* _TASK INSTRUCTIONS_: Below are records. Count every line containing the word "that" and give the number alone.

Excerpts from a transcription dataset
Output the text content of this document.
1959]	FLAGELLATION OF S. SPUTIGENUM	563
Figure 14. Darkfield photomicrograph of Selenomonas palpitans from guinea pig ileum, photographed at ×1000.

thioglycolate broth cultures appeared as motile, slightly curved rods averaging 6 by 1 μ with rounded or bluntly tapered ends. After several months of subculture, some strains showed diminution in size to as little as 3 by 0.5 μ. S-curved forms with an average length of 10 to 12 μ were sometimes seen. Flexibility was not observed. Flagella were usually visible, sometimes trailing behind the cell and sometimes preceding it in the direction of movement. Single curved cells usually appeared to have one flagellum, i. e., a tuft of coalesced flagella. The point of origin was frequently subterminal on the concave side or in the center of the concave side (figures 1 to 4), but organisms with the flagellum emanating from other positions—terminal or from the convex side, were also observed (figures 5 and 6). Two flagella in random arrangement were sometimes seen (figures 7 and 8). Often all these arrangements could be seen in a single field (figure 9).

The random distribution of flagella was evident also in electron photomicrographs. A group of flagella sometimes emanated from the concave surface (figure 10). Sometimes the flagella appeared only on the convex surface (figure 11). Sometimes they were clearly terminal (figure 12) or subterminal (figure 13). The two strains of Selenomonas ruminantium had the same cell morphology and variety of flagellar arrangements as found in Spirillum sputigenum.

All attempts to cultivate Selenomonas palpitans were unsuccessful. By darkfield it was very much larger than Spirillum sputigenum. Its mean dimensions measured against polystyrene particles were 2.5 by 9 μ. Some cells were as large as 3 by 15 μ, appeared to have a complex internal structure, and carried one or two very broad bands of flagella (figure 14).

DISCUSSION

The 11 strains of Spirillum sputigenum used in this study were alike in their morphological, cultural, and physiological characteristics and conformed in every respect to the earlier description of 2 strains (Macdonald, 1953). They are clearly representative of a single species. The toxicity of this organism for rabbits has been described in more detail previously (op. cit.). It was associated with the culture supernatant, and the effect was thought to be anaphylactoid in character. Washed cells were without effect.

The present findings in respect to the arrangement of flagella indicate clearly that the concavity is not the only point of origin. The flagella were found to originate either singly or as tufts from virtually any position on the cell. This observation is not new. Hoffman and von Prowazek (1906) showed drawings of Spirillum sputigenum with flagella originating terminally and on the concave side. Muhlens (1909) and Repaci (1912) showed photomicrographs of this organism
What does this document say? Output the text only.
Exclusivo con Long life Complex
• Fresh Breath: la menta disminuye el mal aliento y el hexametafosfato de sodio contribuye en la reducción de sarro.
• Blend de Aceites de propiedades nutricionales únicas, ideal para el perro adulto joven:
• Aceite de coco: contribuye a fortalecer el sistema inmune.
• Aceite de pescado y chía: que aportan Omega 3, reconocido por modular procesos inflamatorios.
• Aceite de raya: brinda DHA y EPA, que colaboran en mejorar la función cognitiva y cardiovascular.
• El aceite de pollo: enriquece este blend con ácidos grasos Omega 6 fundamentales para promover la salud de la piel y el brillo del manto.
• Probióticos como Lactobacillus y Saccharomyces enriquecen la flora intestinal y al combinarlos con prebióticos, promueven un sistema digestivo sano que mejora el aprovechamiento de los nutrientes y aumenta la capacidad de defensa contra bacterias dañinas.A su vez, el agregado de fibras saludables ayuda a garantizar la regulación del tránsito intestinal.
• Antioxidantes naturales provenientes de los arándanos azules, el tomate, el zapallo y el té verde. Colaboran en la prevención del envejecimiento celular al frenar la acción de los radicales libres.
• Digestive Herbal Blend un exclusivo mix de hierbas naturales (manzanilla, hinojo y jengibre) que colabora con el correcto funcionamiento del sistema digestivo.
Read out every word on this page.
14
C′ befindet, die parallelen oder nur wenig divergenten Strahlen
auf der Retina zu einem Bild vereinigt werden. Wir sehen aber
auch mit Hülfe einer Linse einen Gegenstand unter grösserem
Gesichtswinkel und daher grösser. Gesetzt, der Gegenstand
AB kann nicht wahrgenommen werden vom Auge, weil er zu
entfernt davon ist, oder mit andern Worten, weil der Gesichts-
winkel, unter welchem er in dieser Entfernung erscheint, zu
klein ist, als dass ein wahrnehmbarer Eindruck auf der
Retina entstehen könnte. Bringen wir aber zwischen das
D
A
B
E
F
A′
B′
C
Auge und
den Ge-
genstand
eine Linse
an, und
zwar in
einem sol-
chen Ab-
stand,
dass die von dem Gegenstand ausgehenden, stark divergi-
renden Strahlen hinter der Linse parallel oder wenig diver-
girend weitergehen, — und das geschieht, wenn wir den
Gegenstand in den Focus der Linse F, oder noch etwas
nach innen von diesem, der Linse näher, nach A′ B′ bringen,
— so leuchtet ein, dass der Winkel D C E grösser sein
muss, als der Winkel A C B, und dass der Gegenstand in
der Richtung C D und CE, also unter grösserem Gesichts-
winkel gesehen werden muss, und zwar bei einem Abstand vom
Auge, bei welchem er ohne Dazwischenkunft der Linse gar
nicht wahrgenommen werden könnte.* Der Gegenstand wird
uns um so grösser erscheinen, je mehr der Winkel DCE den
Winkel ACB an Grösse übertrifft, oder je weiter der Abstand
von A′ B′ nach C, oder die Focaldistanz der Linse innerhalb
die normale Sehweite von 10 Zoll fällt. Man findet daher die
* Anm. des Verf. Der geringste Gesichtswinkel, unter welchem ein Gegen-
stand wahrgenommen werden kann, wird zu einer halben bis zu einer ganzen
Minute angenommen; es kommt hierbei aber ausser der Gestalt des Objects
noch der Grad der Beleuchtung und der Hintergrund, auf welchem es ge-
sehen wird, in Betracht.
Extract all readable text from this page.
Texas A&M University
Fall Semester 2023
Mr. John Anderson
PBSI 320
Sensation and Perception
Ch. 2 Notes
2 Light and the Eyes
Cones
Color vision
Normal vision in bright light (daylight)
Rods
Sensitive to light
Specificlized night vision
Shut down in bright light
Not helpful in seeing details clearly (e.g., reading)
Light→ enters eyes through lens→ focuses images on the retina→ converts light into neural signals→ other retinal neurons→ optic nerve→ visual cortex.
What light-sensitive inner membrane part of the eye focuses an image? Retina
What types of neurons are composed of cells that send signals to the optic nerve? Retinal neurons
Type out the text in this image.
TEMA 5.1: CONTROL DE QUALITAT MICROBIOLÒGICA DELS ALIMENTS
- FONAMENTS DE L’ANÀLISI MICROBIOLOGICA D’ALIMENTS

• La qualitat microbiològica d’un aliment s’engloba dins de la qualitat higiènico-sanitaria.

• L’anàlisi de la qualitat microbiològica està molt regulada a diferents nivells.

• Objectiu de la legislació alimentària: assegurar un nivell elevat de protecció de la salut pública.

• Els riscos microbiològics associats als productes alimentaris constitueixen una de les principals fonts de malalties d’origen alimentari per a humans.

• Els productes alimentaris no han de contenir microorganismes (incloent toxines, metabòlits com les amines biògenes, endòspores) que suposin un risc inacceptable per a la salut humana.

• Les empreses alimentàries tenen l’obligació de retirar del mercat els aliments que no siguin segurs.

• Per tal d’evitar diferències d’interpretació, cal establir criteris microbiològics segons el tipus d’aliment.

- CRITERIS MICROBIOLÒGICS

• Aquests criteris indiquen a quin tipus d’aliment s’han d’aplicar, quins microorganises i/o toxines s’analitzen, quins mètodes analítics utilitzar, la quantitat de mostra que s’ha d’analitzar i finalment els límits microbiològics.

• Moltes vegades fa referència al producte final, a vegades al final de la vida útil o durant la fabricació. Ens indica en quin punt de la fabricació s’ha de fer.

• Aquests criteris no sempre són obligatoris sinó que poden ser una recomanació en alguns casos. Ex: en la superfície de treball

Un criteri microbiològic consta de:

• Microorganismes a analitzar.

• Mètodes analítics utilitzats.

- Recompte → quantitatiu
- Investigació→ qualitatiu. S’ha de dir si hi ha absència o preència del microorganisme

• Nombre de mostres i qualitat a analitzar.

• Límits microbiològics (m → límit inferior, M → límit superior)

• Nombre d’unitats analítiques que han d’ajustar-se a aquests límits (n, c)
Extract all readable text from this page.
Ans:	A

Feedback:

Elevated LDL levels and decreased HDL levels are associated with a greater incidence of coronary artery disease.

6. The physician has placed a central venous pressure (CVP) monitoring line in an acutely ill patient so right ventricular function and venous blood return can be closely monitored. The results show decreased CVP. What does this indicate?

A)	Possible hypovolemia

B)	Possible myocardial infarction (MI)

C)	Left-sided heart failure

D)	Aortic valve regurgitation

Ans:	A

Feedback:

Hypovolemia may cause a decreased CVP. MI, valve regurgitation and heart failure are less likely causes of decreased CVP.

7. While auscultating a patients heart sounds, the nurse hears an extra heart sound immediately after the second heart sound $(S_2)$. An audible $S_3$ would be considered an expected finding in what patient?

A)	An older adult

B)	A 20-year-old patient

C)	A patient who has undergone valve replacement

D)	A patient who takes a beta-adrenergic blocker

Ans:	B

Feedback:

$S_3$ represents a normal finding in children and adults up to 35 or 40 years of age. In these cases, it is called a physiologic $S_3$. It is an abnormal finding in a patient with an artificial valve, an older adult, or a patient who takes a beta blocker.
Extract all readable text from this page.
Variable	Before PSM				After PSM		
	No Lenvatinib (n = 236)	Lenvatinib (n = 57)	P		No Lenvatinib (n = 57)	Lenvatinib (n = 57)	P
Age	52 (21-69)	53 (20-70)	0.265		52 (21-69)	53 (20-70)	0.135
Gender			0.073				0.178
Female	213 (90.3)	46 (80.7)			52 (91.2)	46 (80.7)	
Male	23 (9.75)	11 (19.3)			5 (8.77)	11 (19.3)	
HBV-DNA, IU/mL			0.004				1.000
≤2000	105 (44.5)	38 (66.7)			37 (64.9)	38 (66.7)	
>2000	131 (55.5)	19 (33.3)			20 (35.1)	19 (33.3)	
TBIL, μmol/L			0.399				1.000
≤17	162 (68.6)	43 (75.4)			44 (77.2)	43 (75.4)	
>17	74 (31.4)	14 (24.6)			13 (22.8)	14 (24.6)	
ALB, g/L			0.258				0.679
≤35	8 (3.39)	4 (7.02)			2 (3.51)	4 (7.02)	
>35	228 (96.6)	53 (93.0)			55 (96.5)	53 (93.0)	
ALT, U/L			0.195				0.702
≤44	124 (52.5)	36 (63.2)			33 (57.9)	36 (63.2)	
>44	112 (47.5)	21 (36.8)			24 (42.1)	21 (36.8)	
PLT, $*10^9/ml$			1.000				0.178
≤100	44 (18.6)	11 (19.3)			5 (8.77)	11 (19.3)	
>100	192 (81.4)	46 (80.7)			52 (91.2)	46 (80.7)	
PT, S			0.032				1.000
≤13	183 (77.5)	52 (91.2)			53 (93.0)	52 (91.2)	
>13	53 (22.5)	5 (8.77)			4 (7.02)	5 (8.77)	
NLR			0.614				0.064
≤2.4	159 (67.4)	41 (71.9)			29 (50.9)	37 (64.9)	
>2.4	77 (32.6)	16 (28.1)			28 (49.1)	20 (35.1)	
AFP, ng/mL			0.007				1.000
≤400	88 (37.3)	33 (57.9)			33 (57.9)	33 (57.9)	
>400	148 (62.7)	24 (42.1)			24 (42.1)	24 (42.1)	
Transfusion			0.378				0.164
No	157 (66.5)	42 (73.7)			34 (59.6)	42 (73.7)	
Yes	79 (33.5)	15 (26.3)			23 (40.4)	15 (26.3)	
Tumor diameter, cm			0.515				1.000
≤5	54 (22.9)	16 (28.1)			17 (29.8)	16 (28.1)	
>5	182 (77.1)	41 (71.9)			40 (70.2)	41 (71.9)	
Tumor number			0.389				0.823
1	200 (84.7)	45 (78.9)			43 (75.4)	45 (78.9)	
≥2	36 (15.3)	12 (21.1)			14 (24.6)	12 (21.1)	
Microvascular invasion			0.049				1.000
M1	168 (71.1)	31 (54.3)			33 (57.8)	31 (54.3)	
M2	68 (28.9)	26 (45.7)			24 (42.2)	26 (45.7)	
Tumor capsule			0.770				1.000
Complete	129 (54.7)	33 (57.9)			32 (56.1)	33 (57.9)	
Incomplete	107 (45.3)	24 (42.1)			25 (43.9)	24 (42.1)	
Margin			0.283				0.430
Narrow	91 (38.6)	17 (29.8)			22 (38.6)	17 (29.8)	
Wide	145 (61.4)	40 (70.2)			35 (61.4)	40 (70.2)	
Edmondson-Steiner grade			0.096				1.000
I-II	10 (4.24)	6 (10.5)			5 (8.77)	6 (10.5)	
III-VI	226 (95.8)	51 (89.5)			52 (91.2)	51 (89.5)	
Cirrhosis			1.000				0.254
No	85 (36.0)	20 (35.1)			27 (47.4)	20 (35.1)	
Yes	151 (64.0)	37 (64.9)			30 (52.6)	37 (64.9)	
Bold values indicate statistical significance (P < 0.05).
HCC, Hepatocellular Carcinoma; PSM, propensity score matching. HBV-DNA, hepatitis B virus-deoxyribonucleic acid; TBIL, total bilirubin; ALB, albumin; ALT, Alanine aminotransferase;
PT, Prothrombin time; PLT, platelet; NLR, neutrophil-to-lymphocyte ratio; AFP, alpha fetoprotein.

* _EXERCISE ANSWER_: 2